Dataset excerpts
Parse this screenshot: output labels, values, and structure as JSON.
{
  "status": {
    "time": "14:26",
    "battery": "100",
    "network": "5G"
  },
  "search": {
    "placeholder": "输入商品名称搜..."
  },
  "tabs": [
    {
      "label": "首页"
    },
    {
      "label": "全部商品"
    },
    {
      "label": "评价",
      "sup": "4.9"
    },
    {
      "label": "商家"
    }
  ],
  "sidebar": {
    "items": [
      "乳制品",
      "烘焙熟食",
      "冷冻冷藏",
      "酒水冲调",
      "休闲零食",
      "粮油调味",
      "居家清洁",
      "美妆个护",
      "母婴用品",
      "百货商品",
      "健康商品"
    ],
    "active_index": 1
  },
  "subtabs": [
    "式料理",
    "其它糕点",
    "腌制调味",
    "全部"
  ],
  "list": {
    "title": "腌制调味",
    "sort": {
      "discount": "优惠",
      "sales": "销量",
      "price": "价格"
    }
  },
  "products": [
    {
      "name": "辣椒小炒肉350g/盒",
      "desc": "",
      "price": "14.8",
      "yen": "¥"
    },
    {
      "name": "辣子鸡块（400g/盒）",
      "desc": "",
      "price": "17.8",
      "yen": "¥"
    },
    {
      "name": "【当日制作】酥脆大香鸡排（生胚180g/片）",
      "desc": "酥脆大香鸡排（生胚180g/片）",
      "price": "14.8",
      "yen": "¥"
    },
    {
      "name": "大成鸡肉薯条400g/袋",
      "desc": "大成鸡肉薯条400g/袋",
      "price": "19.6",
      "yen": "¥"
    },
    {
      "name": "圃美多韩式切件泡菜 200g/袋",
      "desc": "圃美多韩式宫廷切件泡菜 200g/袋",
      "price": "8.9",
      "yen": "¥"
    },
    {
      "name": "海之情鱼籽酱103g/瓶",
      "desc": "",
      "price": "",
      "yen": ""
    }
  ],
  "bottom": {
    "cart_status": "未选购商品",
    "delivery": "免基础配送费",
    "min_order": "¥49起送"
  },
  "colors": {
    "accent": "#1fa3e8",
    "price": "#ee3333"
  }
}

...

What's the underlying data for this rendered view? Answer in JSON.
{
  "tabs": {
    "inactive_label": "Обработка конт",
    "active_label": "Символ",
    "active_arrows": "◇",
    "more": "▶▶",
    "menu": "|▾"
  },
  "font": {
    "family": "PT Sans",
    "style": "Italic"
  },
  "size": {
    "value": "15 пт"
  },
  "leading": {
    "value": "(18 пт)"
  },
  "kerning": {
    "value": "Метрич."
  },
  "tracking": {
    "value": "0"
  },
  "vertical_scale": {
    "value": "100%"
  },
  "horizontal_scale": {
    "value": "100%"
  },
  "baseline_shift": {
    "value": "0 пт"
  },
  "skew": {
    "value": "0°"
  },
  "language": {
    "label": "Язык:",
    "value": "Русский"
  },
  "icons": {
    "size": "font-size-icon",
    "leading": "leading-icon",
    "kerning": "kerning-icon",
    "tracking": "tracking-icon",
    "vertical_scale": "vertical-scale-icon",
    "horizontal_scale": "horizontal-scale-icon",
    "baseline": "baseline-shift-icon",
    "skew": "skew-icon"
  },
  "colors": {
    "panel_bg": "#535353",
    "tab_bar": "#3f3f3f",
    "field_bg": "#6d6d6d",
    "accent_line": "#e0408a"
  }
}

Task details
In the records above, how many lines hold the string "price"? Reply with only the number.

Expected output
8